Count, in the entries, the lines with "recorded". Answer with the number only.

● AVAILABLE RECORDS:
# # #

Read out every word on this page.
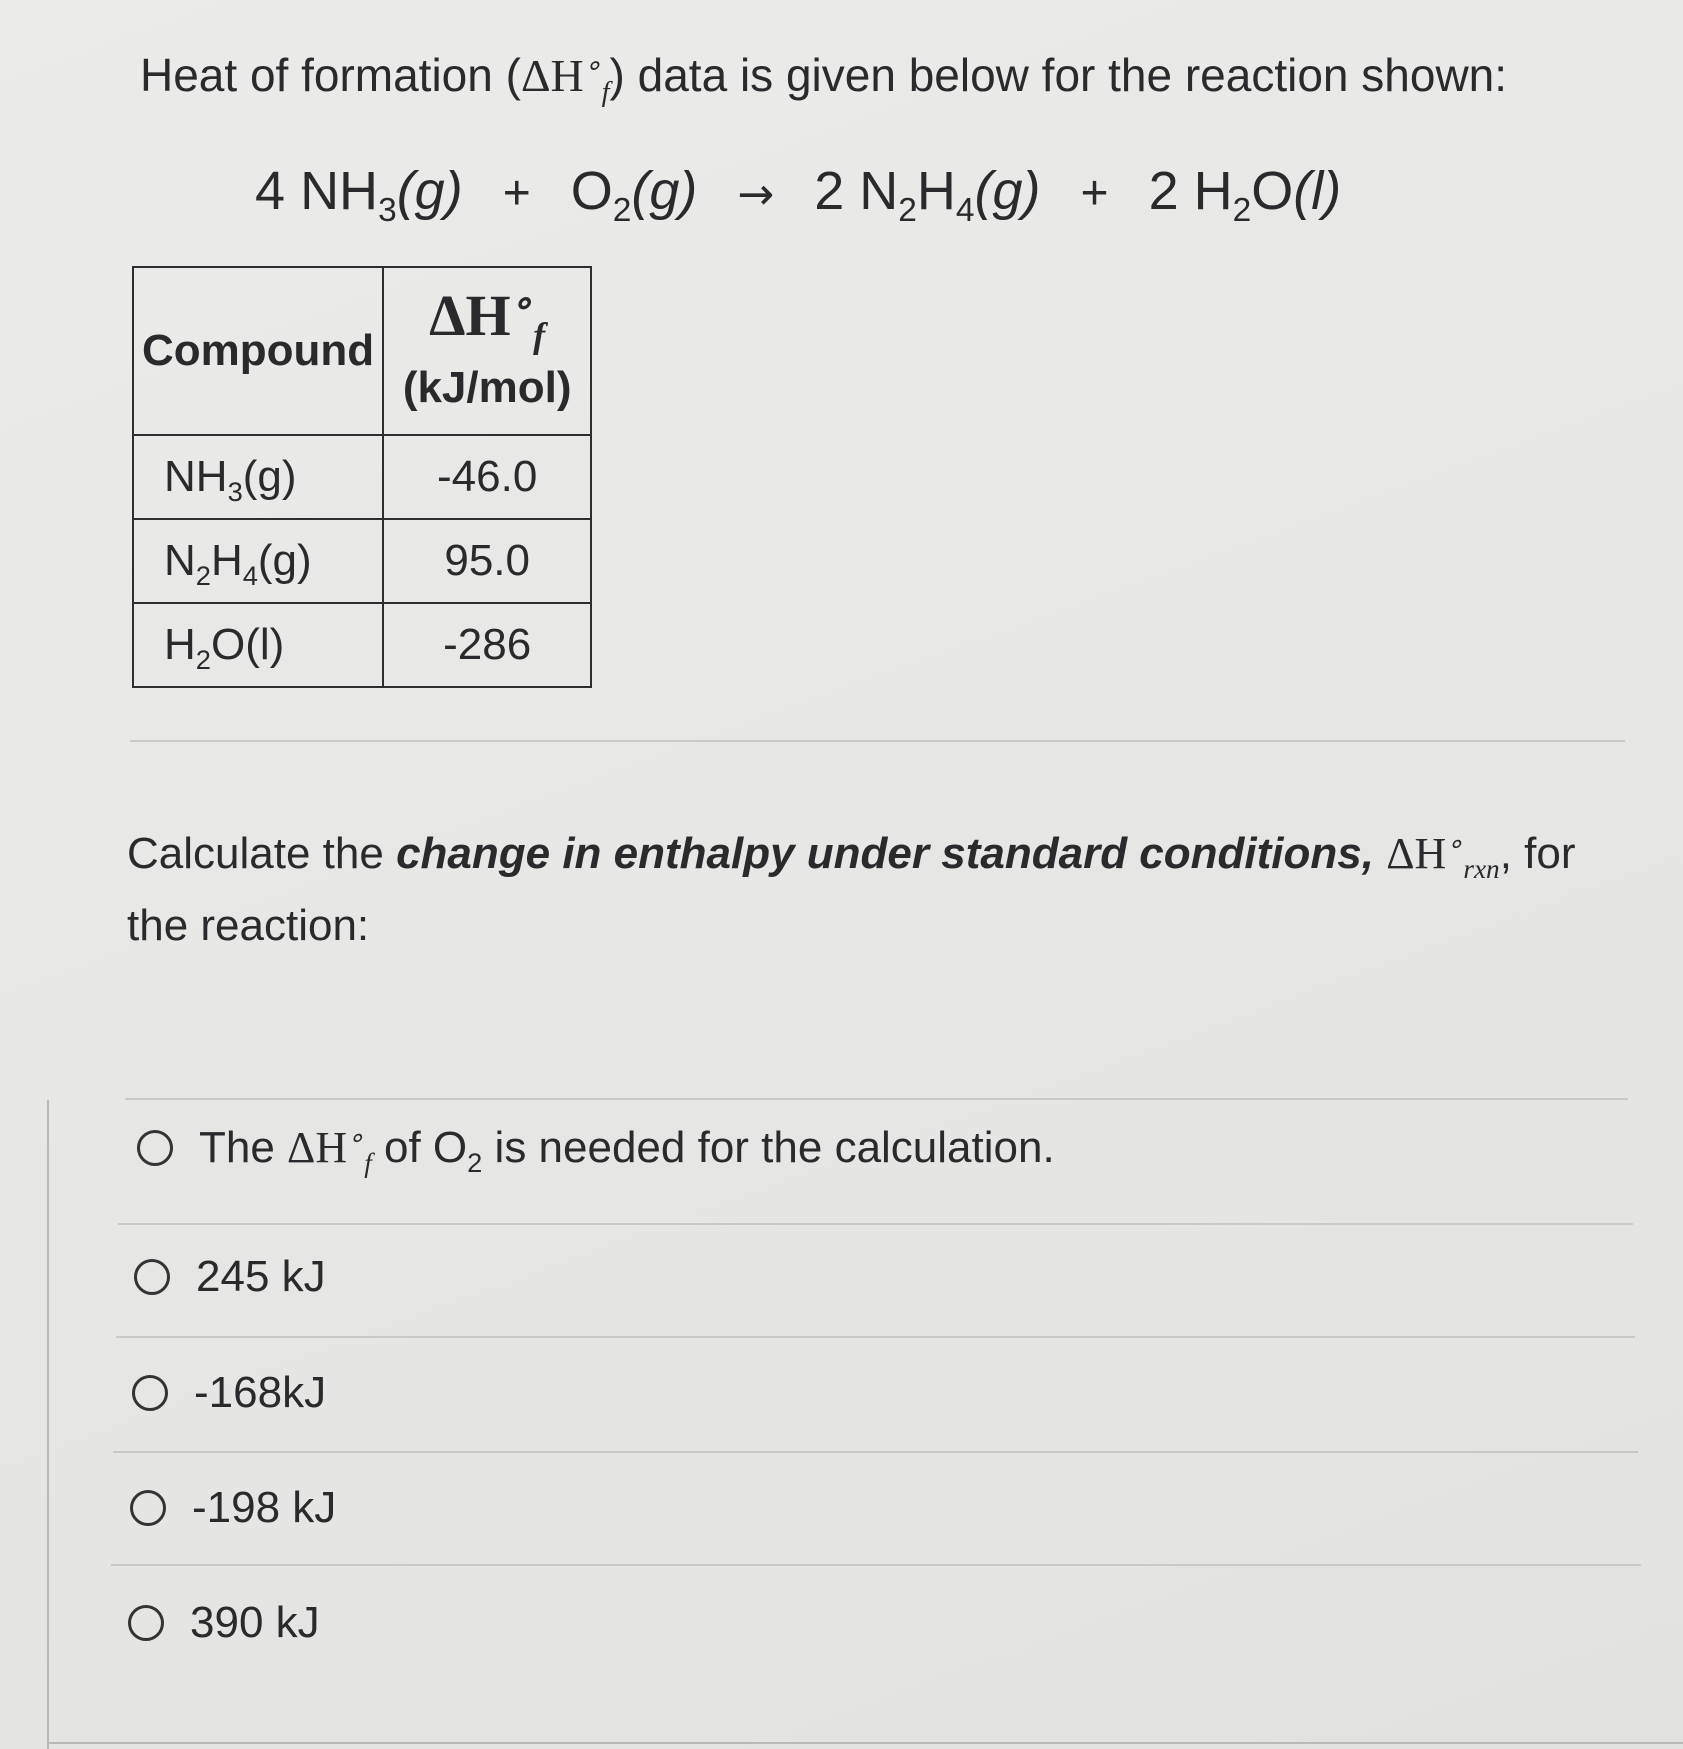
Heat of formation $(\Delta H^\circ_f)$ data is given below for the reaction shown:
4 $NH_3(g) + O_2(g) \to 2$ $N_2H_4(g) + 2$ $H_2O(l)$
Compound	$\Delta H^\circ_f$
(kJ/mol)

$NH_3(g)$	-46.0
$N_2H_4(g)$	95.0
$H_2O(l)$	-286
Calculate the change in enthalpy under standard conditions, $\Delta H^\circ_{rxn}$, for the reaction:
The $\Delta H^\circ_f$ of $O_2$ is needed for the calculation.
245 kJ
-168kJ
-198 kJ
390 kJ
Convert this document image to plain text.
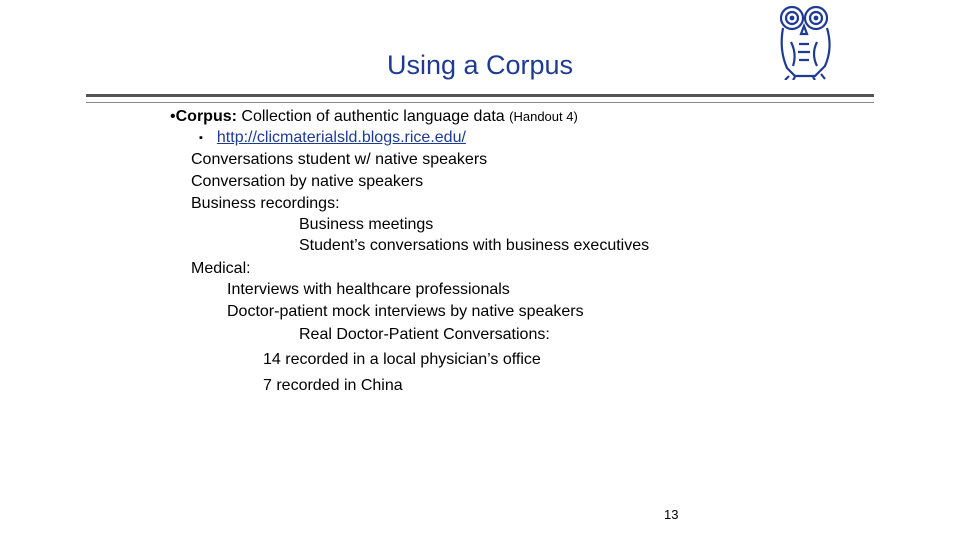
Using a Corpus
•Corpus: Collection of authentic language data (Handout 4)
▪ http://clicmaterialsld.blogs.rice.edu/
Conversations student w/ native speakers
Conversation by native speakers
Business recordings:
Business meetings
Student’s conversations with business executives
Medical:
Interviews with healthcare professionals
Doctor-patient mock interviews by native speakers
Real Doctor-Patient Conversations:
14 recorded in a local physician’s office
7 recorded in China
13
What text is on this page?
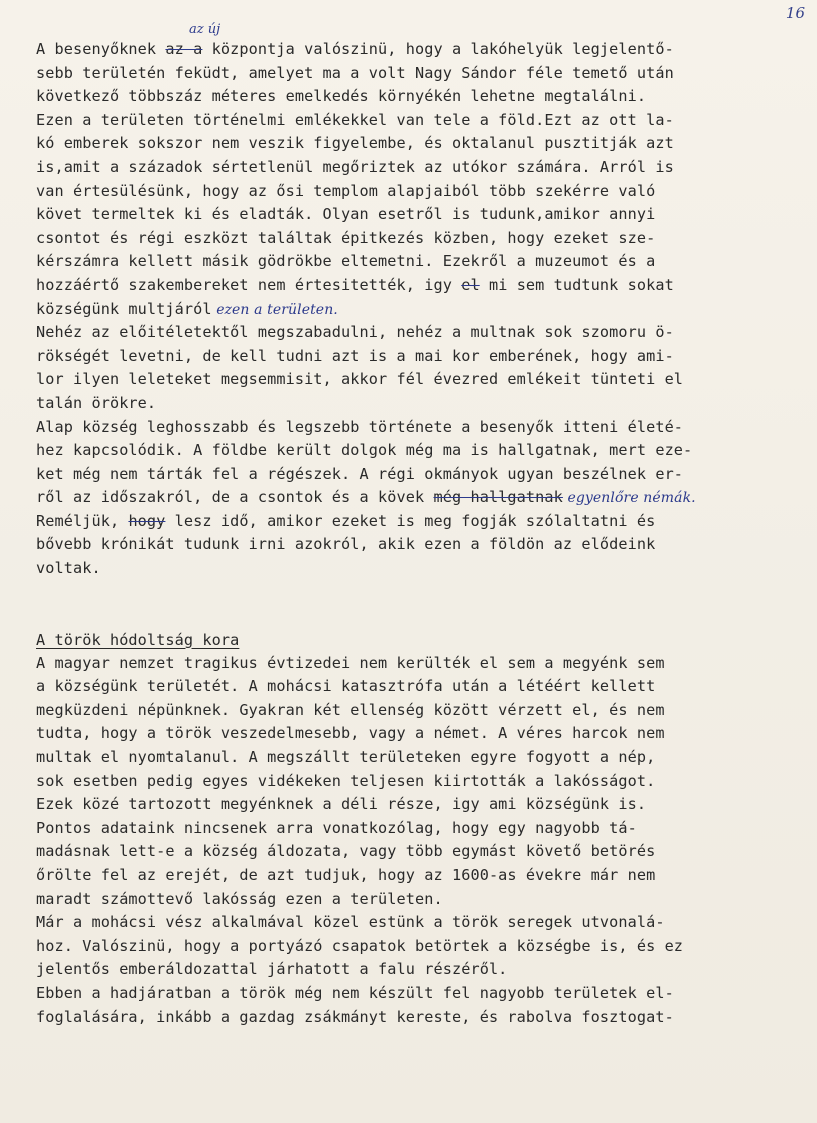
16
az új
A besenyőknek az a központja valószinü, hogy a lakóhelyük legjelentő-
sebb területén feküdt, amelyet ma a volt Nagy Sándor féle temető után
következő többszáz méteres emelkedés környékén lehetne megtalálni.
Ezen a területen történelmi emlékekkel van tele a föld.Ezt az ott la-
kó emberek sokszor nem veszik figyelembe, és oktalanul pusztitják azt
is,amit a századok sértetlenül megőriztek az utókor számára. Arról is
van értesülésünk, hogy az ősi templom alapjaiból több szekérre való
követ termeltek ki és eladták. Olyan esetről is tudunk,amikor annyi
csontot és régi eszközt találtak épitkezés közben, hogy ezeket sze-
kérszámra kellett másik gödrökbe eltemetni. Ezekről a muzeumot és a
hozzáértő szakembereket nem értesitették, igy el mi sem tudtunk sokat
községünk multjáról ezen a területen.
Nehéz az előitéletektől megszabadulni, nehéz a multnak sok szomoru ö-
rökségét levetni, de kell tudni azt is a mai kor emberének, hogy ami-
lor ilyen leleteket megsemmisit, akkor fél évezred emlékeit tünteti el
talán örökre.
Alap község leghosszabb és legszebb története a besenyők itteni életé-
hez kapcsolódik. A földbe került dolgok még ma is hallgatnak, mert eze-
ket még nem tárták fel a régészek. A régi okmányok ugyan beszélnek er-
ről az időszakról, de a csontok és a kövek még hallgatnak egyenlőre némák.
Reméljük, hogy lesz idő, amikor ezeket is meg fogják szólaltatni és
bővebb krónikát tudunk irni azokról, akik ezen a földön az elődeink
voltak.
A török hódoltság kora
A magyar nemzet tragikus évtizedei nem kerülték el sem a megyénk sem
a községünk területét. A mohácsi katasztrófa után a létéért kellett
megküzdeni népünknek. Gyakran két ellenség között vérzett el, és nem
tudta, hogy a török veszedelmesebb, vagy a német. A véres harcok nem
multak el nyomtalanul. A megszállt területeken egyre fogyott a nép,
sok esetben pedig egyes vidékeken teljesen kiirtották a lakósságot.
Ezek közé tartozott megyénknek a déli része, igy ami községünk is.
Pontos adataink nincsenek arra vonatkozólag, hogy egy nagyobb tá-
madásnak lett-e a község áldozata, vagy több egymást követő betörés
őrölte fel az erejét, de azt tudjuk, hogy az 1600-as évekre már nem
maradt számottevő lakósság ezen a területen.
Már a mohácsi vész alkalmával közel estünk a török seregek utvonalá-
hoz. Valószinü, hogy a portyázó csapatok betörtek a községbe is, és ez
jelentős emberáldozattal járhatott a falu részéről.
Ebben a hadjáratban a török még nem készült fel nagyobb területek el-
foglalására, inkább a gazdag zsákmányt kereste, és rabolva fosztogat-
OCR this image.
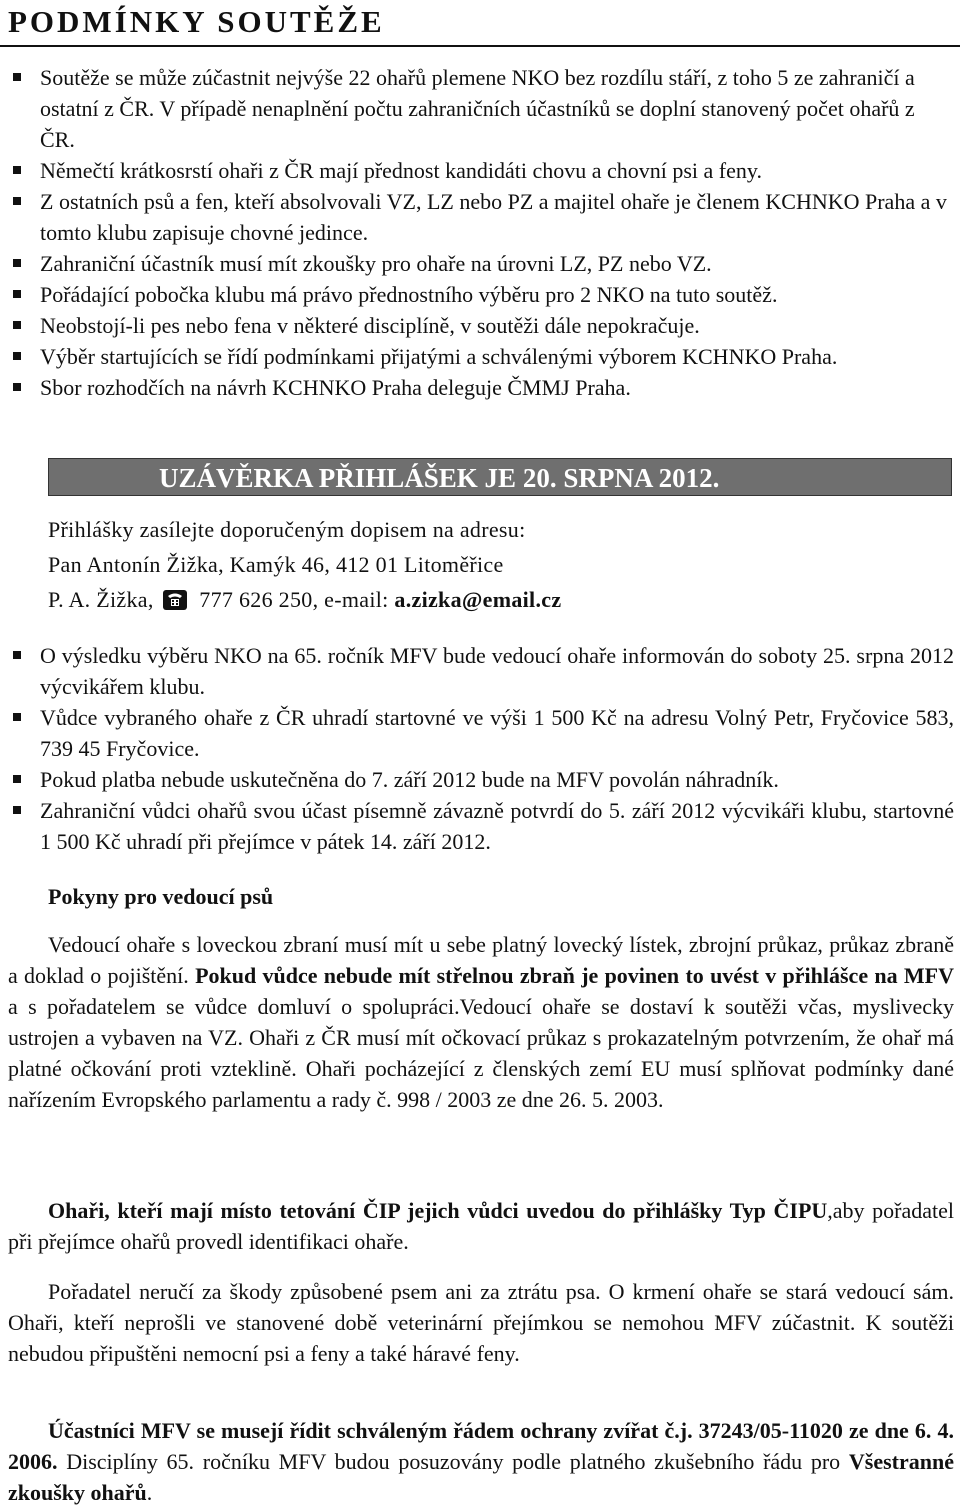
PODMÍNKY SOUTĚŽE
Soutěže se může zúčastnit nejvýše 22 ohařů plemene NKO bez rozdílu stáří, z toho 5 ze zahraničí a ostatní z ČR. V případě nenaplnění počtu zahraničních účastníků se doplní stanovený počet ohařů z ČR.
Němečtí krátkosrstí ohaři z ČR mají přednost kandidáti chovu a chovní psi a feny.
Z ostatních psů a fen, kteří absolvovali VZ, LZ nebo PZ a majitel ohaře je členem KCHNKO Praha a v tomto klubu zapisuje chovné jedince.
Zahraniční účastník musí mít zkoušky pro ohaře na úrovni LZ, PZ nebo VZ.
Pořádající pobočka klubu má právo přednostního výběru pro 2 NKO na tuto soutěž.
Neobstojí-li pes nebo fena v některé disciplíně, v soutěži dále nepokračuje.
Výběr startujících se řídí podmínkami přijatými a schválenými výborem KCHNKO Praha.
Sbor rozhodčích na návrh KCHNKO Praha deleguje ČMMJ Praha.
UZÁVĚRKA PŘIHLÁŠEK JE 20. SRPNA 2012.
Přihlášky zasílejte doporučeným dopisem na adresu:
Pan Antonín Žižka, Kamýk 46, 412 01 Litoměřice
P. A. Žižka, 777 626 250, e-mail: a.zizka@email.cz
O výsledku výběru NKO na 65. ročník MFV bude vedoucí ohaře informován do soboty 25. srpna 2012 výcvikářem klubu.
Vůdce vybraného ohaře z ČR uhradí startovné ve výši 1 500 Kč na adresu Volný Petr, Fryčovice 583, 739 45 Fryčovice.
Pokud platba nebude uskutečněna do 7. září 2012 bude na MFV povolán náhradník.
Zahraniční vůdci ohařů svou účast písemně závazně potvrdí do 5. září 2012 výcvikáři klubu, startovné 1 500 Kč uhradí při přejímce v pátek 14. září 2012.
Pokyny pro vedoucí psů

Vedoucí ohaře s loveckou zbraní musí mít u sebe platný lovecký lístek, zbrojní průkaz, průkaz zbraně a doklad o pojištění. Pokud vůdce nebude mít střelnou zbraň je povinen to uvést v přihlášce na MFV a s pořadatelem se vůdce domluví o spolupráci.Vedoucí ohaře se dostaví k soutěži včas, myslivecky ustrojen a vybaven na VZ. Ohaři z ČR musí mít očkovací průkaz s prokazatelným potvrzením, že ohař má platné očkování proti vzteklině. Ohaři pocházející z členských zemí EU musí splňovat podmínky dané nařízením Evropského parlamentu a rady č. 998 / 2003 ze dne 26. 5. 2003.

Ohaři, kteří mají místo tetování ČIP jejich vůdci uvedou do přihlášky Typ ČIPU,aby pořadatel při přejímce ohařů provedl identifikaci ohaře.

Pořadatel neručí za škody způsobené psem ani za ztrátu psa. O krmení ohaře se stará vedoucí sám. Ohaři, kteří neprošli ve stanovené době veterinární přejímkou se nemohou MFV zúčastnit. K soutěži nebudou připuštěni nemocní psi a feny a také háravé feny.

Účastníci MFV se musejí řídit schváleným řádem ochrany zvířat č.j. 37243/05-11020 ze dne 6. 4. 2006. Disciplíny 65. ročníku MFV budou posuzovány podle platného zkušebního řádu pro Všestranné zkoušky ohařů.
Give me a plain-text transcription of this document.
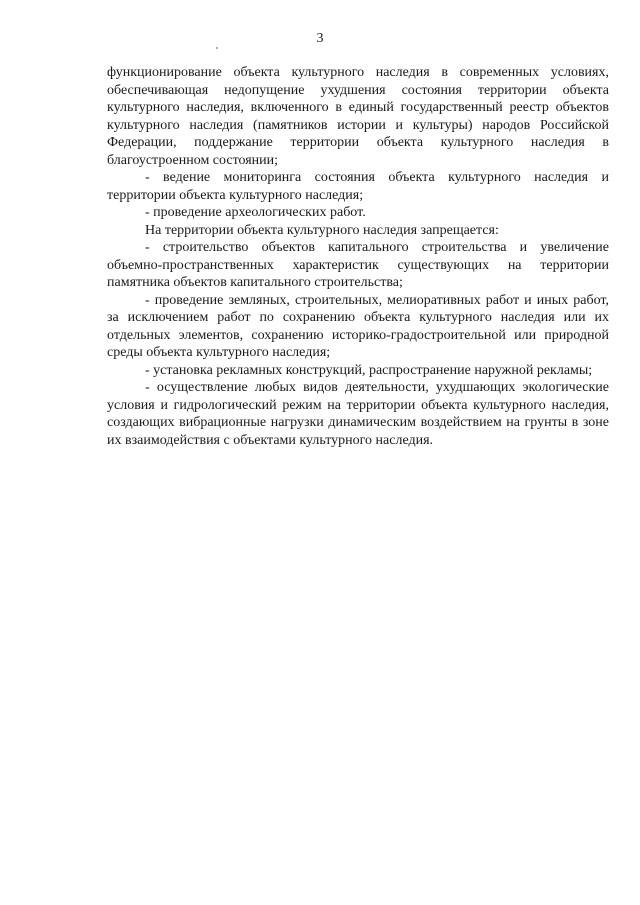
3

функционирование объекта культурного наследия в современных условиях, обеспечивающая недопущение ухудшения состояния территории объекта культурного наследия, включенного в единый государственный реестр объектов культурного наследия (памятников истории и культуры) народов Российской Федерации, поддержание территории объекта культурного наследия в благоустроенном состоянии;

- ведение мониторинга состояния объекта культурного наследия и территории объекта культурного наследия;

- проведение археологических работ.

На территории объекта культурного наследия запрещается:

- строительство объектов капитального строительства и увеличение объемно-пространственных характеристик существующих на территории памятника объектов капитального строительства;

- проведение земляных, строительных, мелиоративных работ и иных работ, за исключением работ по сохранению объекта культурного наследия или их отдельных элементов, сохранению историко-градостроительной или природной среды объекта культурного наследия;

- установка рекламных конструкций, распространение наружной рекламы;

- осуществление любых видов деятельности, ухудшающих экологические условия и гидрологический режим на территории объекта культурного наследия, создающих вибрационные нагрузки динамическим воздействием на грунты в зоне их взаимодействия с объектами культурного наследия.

# # #

● RESULT:
2